WHAT NEEDS TO BE DONE> Write the entries out again exactly as they stand, but without the pictures.

>> Begin DATA SHOWN

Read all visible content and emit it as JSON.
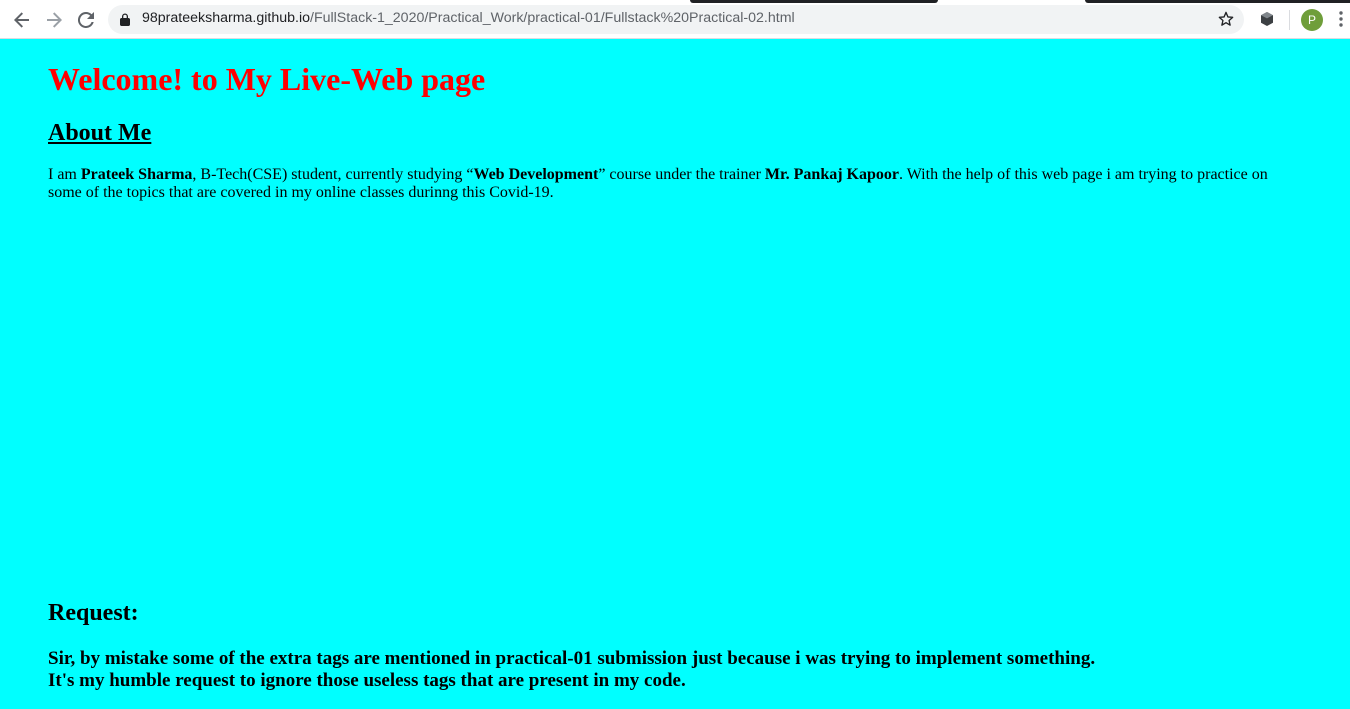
{
  "browser": {
    "url_host": "98prateeksharma.github.io",
    "url_path": "/FullStack-1_2020/Practical_Work/practical-01/Fullstack%20Practical-02.html",
    "profile_initial": "P",
    "icons": [
      "back-arrow-icon",
      "forward-arrow-icon",
      "reload-icon",
      "lock-icon",
      "star-icon",
      "extension-icon",
      "menu-dots-icon"
    ]
  },
  "page": {
    "title": "Welcome! to My Live-Web page",
    "about_heading": "About Me",
    "about": {
      "t1": "I am ",
      "name": "Prateek Sharma",
      "t2": ", B-Tech(CSE) student, currently studying “",
      "course": "Web Development",
      "t3": "” course under the trainer ",
      "trainer": "Mr. Pankaj Kapoor",
      "t4": ". With the help of this web page i am trying to practice on some of the topics that are covered in my online classes durinng this Covid-19."
    },
    "request_heading": "Request:",
    "request_line1": "Sir, by mistake some of the extra tags are mentioned in practical-01 submission just because i was trying to implement something.",
    "request_line2": "It's my humble request to ignore those useless tags that are present in my code."
  },
  "colors": {
    "page_background": "#00ffff",
    "title": "#ff0000",
    "text": "#000000"
  }
}
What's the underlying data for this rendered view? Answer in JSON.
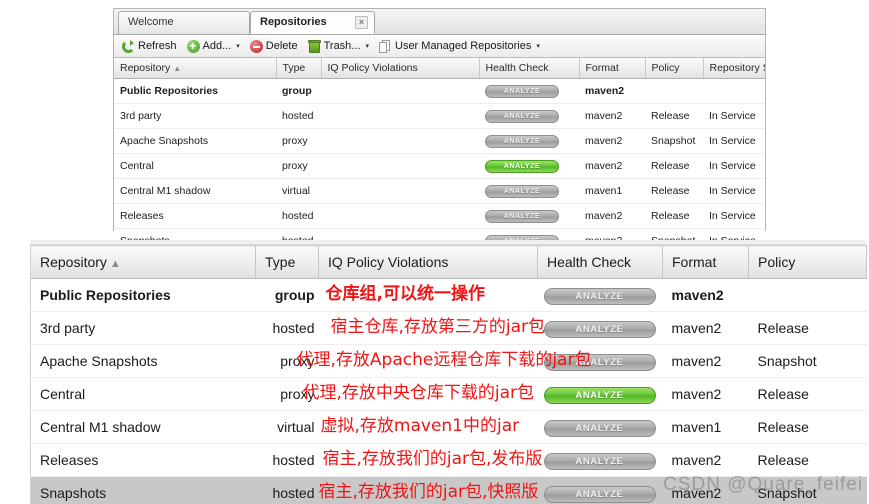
{
  "window": {
    "tabs": [
      {
        "label": "Welcome",
        "active": false,
        "closable": false
      },
      {
        "label": "Repositories",
        "active": true,
        "closable": true,
        "close_glyph": "×"
      }
    ],
    "toolbar": {
      "refresh_label": "Refresh",
      "add_label": "Add...",
      "delete_label": "Delete",
      "trash_label": "Trash...",
      "user_managed_label": "User Managed Repositories",
      "caret_glyph": "▾"
    }
  },
  "table": {
    "sort_caret": "▲",
    "columns": [
      "Repository",
      "Type",
      "IQ Policy Violations",
      "Health Check",
      "Format",
      "Policy",
      "Repository Status"
    ],
    "analyze_label": "ANALYZE",
    "rows": [
      {
        "repository": "Public Repositories",
        "type": "group",
        "iq": "",
        "health": "ANALYZE",
        "health_state": "gray",
        "format": "maven2",
        "policy": "",
        "status": "",
        "bold": true,
        "selected": false,
        "note": "仓库组,可以统一操作"
      },
      {
        "repository": "3rd party",
        "type": "hosted",
        "iq": "",
        "health": "ANALYZE",
        "health_state": "gray",
        "format": "maven2",
        "policy": "Release",
        "status": "In Service",
        "bold": false,
        "selected": false,
        "note": "宿主仓库,存放第三方的jar包"
      },
      {
        "repository": "Apache Snapshots",
        "type": "proxy",
        "iq": "",
        "health": "ANALYZE",
        "health_state": "gray",
        "format": "maven2",
        "policy": "Snapshot",
        "status": "In Service",
        "bold": false,
        "selected": false,
        "note": "代理,存放Apache远程仓库下载的jar包"
      },
      {
        "repository": "Central",
        "type": "proxy",
        "iq": "",
        "health": "ANALYZE",
        "health_state": "green",
        "format": "maven2",
        "policy": "Release",
        "status": "In Service",
        "bold": false,
        "selected": false,
        "note": "代理,存放中央仓库下载的jar包"
      },
      {
        "repository": "Central M1 shadow",
        "type": "virtual",
        "iq": "",
        "health": "ANALYZE",
        "health_state": "gray",
        "format": "maven1",
        "policy": "Release",
        "status": "In Service",
        "bold": false,
        "selected": false,
        "note": "虚拟,存放maven1中的jar"
      },
      {
        "repository": "Releases",
        "type": "hosted",
        "iq": "",
        "health": "ANALYZE",
        "health_state": "gray",
        "format": "maven2",
        "policy": "Release",
        "status": "In Service",
        "bold": false,
        "selected": false,
        "note": "宿主,存放我们的jar包,发布版"
      },
      {
        "repository": "Snapshots",
        "type": "hosted",
        "iq": "",
        "health": "ANALYZE",
        "health_state": "gray",
        "format": "maven2",
        "policy": "Snapshot",
        "status": "In Service",
        "bold": false,
        "selected": true,
        "note": "宿主,存放我们的jar包,快照版"
      }
    ]
  },
  "watermark": {
    "text": "CSDN @Quare_feifei"
  },
  "colors": {
    "annotation_red": "#f01414",
    "health_green": "#63c332",
    "health_gray": "#a8a8a8",
    "selected_row": "#c8c8c8"
  }
}
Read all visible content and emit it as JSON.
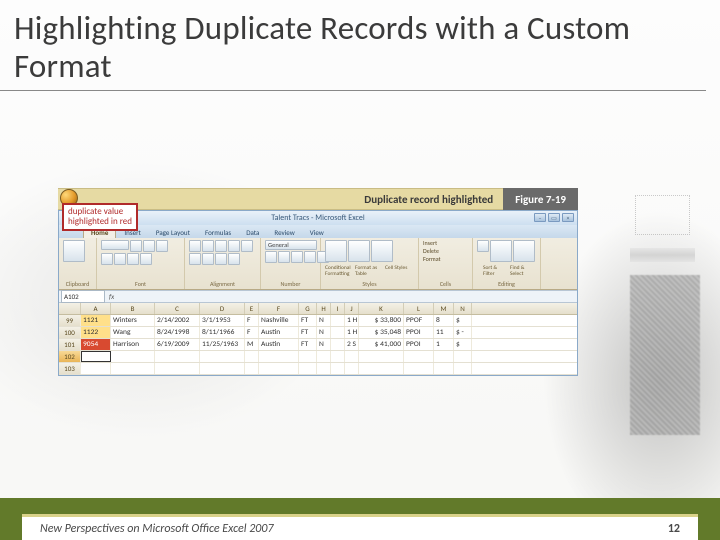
{
  "title": "Highlighting Duplicate Records with a Custom Format",
  "figure": {
    "caption": "Duplicate record highlighted",
    "number": "Figure  7-19"
  },
  "callout": {
    "line1": "duplicate value",
    "line2": "highlighted in red"
  },
  "excel": {
    "app_title": "Talent Tracs - Microsoft Excel",
    "tabs": [
      "Home",
      "Insert",
      "Page Layout",
      "Formulas",
      "Data",
      "Review",
      "View"
    ],
    "active_tab_index": 0,
    "groups": [
      "Clipboard",
      "Font",
      "Alignment",
      "Number",
      "Styles",
      "Cells",
      "Editing"
    ],
    "number_format": "General",
    "styles_btns": [
      "Conditional Formatting",
      "Format as Table",
      "Cell Styles"
    ],
    "cells_btns": [
      "Insert",
      "Delete",
      "Format"
    ],
    "editing_btns": [
      "Sort & Filter",
      "Find & Select"
    ],
    "name_box": "A102",
    "columns": [
      "A",
      "B",
      "C",
      "D",
      "E",
      "F",
      "G",
      "H",
      "I",
      "J",
      "K",
      "L",
      "M",
      "N"
    ],
    "rows": [
      {
        "n": "99",
        "a": "1121",
        "b": "Winters",
        "c": "2/14/2002",
        "d": "3/1/1953",
        "e": "F",
        "f": "Nashville",
        "g": "FT",
        "h": "N",
        "i": "",
        "j": "1",
        "k": "H",
        "l": "$  33,800",
        "m": "PPOF",
        "n2": "8",
        "o": "$"
      },
      {
        "n": "100",
        "a": "1122",
        "b": "Wang",
        "c": "8/24/1998",
        "d": "8/11/1966",
        "e": "F",
        "f": "Austin",
        "g": "FT",
        "h": "N",
        "i": "",
        "j": "1",
        "k": "H",
        "l": "$  35,048",
        "m": "PPOI",
        "n2": "11",
        "o": "$  -"
      },
      {
        "n": "101",
        "a": "9054",
        "b": "Harrison",
        "c": "6/19/2009",
        "d": "11/25/1963",
        "e": "M",
        "f": "Austin",
        "g": "FT",
        "h": "N",
        "i": "",
        "j": "2",
        "k": "S",
        "l": "$  41,000",
        "m": "PPOI",
        "n2": "1",
        "o": "$"
      },
      {
        "n": "102",
        "a": "",
        "b": "",
        "c": "",
        "d": "",
        "e": "",
        "f": "",
        "g": "",
        "h": "",
        "i": "",
        "j": "",
        "k": "",
        "l": "",
        "m": "",
        "n2": "",
        "o": ""
      },
      {
        "n": "103",
        "a": "",
        "b": "",
        "c": "",
        "d": "",
        "e": "",
        "f": "",
        "g": "",
        "h": "",
        "i": "",
        "j": "",
        "k": "",
        "l": "",
        "m": "",
        "n2": "",
        "o": ""
      }
    ],
    "highlight": {
      "yellow_rows": [
        0,
        1
      ],
      "red_cell_row": 2,
      "selected_row": 3
    }
  },
  "footer": {
    "text": "New Perspectives on Microsoft Office Excel 2007",
    "page": "12"
  }
}
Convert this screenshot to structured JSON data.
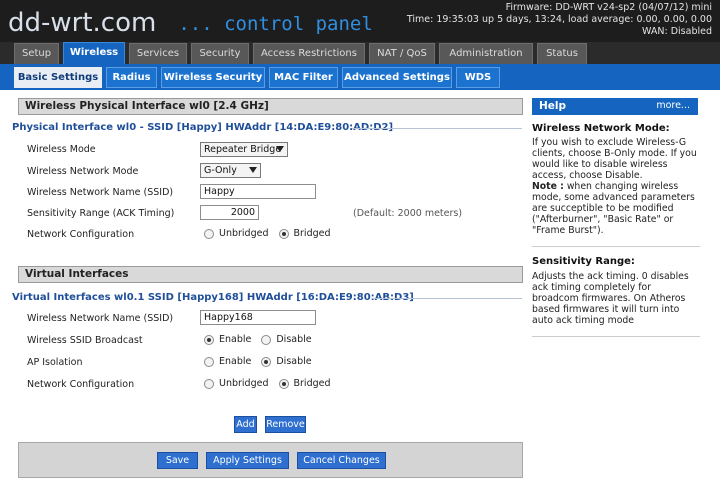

>> End DATA SHOWN

EXERCISE OUTPUT>
Read all visible content and emit it as JSON.
{
  "browser": {
    "url_host": "98prateeksharma.github.io",
    "url_path": "/FullStack-1_2020/Practical_Work/practical-01/Fullstack%20Practical-02.html",
    "profile_initial": "P",
    "icons": [
      "back-arrow-icon",
      "forward-arrow-icon",
      "reload-icon",
      "lock-icon",
      "star-icon",
      "extension-icon",
      "menu-dots-icon"
    ]
  },
  "page": {
    "title": "Welcome! to My Live-Web page",
    "about_heading": "About Me",
    "about": {
      "t1": "I am ",
      "name": "Prateek Sharma",
      "t2": ", B-Tech(CSE) student, currently studying “",
      "course": "Web Development",
      "t3": "” course under the trainer ",
      "trainer": "Mr. Pankaj Kapoor",
      "t4": ". With the help of this web page i am trying to practice on some of the topics that are covered in my online classes durinng this Covid-19."
    },
    "request_heading": "Request:",
    "request_line1": "Sir, by mistake some of the extra tags are mentioned in practical-01 submission just because i was trying to implement something.",
    "request_line2": "It's my humble request to ignore those useless tags that are present in my code."
  },
  "colors": {
    "page_background": "#00ffff",
    "title": "#ff0000",
    "text": "#000000"
  }
}
What's the underlying data for this rendered view? Answer in JSON.
{
  "window": {
    "tabs": [
      {
        "label": "Welcome",
        "active": false,
        "closable": false
      },
      {
        "label": "Repositories",
        "active": true,
        "closable": true,
        "close_glyph": "×"
      }
    ],
    "toolbar": {
      "refresh_label": "Refresh",
      "add_label": "Add...",
      "delete_label": "Delete",
      "trash_label": "Trash...",
      "user_managed_label": "User Managed Repositories",
      "caret_glyph": "▾"
    }
  },
  "table": {
    "sort_caret": "▲",
    "columns": [
      "Repository",
      "Type",
      "IQ Policy Violations",
      "Health Check",
      "Format",
      "Policy",
      "Repository Status"
    ],
    "analyze_label": "ANALYZE",
    "rows": [
      {
        "repository": "Public Repositories",
        "type": "group",
        "iq": "",
        "health": "ANALYZE",
        "health_state": "gray",
        "format": "maven2",
        "policy": "",
        "status": "",
        "bold": true,
        "selected": false,
        "note": "仓库组,可以统一操作"
      },
      {
        "repository": "3rd party",
        "type": "hosted",
        "iq": "",
        "health": "ANALYZE",
        "health_state": "gray",
        "format": "maven2",
        "policy": "Release",
        "status": "In Service",
        "bold": false,
        "selected": false,
        "note": "宿主仓库,存放第三方的jar包"
      },
      {
        "repository": "Apache Snapshots",
        "type": "proxy",
        "iq": "",
        "health": "ANALYZE",
        "health_state": "gray",
        "format": "maven2",
        "policy": "Snapshot",
        "status": "In Service",
        "bold": false,
        "selected": false,
        "note": "代理,存放Apache远程仓库下载的jar包"
      },
      {
        "repository": "Central",
        "type": "proxy",
        "iq": "",
        "health": "ANALYZE",
        "health_state": "green",
        "format": "maven2",
        "policy": "Release",
        "status": "In Service",
        "bold": false,
        "selected": false,
        "note": "代理,存放中央仓库下载的jar包"
      },
      {
        "repository": "Central M1 shadow",
        "type": "virtual",
        "iq": "",
        "health": "ANALYZE",
        "health_state": "gray",
        "format": "maven1",
        "policy": "Release",
        "status": "In Service",
        "bold": false,
        "selected": false,
        "note": "虚拟,存放maven1中的jar"
      },
      {
        "repository": "Releases",
        "type": "hosted",
        "iq": "",
        "health": "ANALYZE",
        "health_state": "gray",
        "format": "maven2",
        "policy": "Release",
        "status": "In Service",
        "bold": false,
        "selected": false,
        "note": "宿主,存放我们的jar包,发布版"
      },
      {
        "repository": "Snapshots",
        "type": "hosted",
        "iq": "",
        "health": "ANALYZE",
        "health_state": "gray",
        "format": "maven2",
        "policy": "Snapshot",
        "status": "In Service",
        "bold": false,
        "selected": true,
        "note": "宿主,存放我们的jar包,快照版"
      }
    ]
  },
  "watermark": {
    "text": "CSDN @Quare_feifei"
  },
  "colors": {
    "annotation_red": "#f01414",
    "health_green": "#63c332",
    "health_gray": "#a8a8a8",
    "selected_row": "#c8c8c8"
  }
}
Read all visible content and emit it as JSON.
{
  "title": "Highlighting Duplicate Records with a Custom Format",
  "figure": {
    "caption": "Duplicate record highlighted",
    "number": "Figure  7-19"
  },
  "callout": {
    "line1": "duplicate value",
    "line2": "highlighted in red"
  },
  "excel": {
    "app_title": "Talent Tracs - Microsoft Excel",
    "tabs": [
      "Home",
      "Insert",
      "Page Layout",
      "Formulas",
      "Data",
      "Review",
      "View"
    ],
    "active_tab_index": 0,
    "groups": [
      "Clipboard",
      "Font",
      "Alignment",
      "Number",
      "Styles",
      "Cells",
      "Editing"
    ],
    "number_format": "General",
    "styles_btns": [
      "Conditional Formatting",
      "Format as Table",
      "Cell Styles"
    ],
    "cells_btns": [
      "Insert",
      "Delete",
      "Format"
    ],
    "editing_btns": [
      "Sort & Filter",
      "Find & Select"
    ],
    "name_box": "A102",
    "columns": [
      "A",
      "B",
      "C",
      "D",
      "E",
      "F",
      "G",
      "H",
      "I",
      "J",
      "K",
      "L",
      "M",
      "N"
    ],
    "rows": [
      {
        "n": "99",
        "a": "1121",
        "b": "Winters",
        "c": "2/14/2002",
        "d": "3/1/1953",
        "e": "F",
        "f": "Nashville",
        "g": "FT",
        "h": "N",
        "i": "",
        "j": "1",
        "k": "H",
        "l": "$  33,800",
        "m": "PPOF",
        "n2": "8",
        "o": "$"
      },
      {
        "n": "100",
        "a": "1122",
        "b": "Wang",
        "c": "8/24/1998",
        "d": "8/11/1966",
        "e": "F",
        "f": "Austin",
        "g": "FT",
        "h": "N",
        "i": "",
        "j": "1",
        "k": "H",
        "l": "$  35,048",
        "m": "PPOI",
        "n2": "11",
        "o": "$  -"
      },
      {
        "n": "101",
        "a": "9054",
        "b": "Harrison",
        "c": "6/19/2009",
        "d": "11/25/1963",
        "e": "M",
        "f": "Austin",
        "g": "FT",
        "h": "N",
        "i": "",
        "j": "2",
        "k": "S",
        "l": "$  41,000",
        "m": "PPOI",
        "n2": "1",
        "o": "$"
      },
      {
        "n": "102",
        "a": "",
        "b": "",
        "c": "",
        "d": "",
        "e": "",
        "f": "",
        "g": "",
        "h": "",
        "i": "",
        "j": "",
        "k": "",
        "l": "",
        "m": "",
        "n2": "",
        "o": ""
      },
      {
        "n": "103",
        "a": "",
        "b": "",
        "c": "",
        "d": "",
        "e": "",
        "f": "",
        "g": "",
        "h": "",
        "i": "",
        "j": "",
        "k": "",
        "l": "",
        "m": "",
        "n2": "",
        "o": ""
      }
    ],
    "highlight": {
      "yellow_rows": [
        0,
        1
      ],
      "red_cell_row": 2,
      "selected_row": 3
    }
  },
  "footer": {
    "text": "New Perspectives on Microsoft Office Excel 2007",
    "page": "12"
  }
}
Convert this screenshot to structured JSON data.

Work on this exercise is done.